» **Short task**: Read the lines that follow and tally those with the word "India"; give the number and nothing else.

# # # # #

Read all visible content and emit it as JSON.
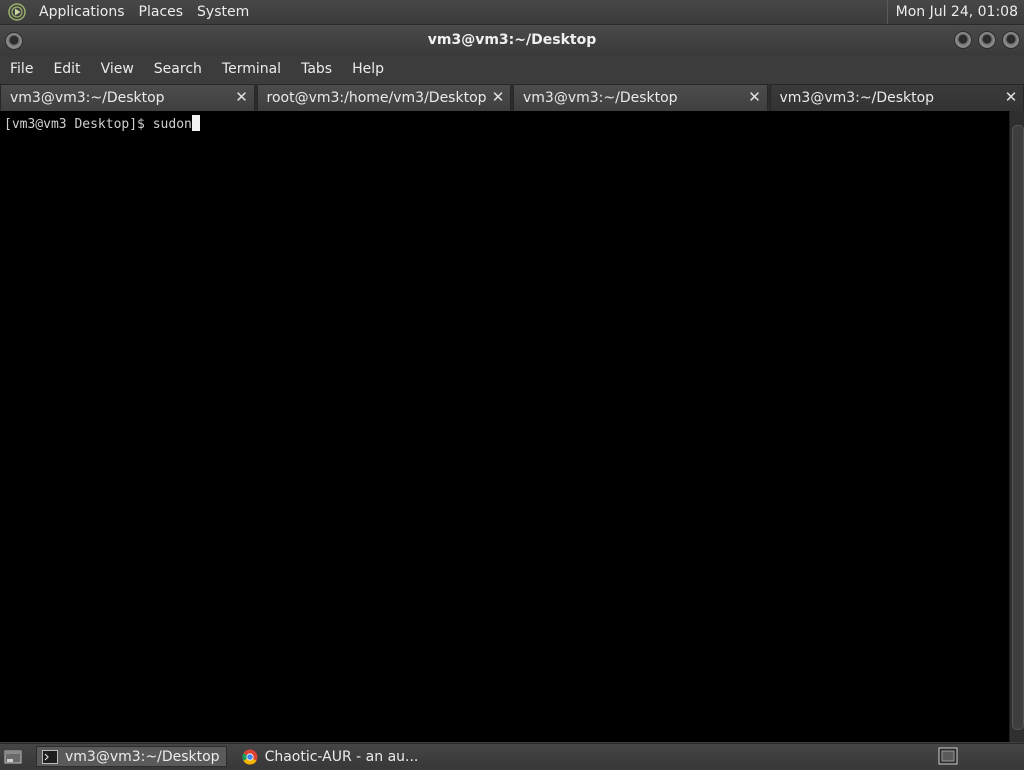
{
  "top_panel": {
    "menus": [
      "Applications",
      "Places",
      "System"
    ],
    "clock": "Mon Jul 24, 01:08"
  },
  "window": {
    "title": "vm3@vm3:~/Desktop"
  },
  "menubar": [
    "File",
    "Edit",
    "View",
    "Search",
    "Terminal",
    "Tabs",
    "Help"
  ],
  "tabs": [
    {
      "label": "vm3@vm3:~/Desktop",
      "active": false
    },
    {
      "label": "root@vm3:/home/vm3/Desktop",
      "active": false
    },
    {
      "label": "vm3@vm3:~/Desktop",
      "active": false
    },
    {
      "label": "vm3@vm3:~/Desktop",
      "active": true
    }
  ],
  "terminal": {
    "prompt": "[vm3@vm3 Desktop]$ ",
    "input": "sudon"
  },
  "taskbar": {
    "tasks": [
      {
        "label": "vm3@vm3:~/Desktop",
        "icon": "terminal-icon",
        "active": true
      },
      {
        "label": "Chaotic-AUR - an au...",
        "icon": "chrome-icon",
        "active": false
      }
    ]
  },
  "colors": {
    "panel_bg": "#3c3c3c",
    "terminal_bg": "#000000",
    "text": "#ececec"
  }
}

# # # # #

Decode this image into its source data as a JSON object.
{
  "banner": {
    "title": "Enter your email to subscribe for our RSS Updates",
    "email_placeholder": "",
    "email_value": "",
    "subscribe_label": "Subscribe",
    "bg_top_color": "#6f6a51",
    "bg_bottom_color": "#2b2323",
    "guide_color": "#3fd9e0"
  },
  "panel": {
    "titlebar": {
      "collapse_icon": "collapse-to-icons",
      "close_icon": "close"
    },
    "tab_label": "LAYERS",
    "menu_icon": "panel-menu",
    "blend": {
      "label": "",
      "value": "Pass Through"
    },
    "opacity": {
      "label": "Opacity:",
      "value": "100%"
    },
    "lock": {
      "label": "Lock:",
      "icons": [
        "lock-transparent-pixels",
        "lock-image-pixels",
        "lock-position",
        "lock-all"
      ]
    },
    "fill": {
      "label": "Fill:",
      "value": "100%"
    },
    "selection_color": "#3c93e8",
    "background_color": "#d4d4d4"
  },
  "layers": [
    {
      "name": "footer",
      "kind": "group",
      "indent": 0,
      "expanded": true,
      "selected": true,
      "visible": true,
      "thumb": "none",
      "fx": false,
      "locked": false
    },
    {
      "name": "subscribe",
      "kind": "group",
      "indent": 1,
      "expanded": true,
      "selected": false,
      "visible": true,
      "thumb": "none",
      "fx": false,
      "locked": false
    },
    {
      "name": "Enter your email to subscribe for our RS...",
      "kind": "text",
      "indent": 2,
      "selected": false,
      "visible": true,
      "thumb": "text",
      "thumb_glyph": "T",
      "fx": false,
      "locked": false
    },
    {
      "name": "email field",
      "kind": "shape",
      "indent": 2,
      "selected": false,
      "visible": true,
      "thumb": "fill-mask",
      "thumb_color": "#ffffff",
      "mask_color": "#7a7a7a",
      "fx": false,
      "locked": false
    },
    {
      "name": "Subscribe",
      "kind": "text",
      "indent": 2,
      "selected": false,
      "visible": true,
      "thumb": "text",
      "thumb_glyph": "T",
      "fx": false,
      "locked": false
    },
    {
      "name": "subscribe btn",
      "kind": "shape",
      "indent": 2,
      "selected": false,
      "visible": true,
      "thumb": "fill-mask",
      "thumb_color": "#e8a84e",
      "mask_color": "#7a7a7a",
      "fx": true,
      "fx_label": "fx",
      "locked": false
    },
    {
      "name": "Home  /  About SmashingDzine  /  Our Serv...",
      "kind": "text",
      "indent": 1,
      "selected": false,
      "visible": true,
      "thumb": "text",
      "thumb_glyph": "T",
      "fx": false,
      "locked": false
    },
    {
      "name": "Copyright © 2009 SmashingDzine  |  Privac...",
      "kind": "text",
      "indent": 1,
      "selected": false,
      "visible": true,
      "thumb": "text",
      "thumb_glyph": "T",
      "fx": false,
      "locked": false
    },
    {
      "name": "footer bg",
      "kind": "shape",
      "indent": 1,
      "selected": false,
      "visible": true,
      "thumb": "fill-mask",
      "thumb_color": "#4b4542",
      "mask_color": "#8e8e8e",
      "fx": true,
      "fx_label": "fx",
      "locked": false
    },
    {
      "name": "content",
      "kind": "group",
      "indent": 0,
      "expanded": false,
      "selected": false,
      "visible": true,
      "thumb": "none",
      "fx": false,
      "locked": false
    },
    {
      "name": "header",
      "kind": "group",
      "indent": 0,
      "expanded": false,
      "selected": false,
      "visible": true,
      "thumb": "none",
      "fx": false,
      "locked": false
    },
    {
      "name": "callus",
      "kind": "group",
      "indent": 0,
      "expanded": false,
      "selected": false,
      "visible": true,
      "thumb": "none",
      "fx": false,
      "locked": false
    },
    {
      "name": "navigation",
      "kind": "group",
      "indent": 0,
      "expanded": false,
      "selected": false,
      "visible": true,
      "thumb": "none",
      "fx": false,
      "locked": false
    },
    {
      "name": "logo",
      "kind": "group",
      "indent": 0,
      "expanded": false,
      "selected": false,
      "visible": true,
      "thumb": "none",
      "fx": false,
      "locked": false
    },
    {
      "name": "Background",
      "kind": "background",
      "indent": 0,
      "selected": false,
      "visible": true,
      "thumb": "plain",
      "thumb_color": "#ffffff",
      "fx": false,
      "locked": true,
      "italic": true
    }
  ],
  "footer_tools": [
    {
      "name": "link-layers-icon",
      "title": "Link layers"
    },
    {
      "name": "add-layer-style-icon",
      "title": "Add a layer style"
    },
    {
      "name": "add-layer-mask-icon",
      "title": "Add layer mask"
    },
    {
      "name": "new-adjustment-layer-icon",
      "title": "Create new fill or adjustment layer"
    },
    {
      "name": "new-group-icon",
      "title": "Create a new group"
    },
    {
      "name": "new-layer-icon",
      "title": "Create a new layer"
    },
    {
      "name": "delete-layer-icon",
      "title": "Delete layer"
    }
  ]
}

# # # # #

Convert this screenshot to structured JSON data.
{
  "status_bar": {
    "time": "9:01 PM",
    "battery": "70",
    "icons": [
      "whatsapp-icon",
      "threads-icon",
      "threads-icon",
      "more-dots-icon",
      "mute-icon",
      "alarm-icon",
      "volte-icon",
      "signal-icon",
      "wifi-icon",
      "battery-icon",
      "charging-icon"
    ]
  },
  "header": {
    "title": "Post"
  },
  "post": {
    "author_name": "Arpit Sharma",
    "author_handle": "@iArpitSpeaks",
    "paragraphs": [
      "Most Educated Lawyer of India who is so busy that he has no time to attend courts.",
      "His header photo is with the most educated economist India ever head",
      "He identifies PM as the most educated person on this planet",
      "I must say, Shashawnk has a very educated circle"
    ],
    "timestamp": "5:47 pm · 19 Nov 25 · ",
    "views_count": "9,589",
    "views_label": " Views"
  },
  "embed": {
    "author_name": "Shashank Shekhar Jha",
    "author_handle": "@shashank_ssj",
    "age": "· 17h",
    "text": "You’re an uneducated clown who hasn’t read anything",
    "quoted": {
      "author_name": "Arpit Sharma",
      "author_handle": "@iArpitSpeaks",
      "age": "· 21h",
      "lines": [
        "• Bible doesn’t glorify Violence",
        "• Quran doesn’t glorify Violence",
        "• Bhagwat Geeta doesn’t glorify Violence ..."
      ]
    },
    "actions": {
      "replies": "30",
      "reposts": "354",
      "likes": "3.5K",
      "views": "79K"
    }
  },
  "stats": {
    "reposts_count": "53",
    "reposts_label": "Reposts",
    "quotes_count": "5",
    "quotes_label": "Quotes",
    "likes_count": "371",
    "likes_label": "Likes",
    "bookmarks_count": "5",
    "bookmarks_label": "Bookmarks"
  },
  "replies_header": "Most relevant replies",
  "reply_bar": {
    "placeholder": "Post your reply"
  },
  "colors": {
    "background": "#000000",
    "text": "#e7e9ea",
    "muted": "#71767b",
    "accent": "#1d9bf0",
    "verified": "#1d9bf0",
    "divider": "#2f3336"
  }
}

# # # # #

» **Task answer**: 2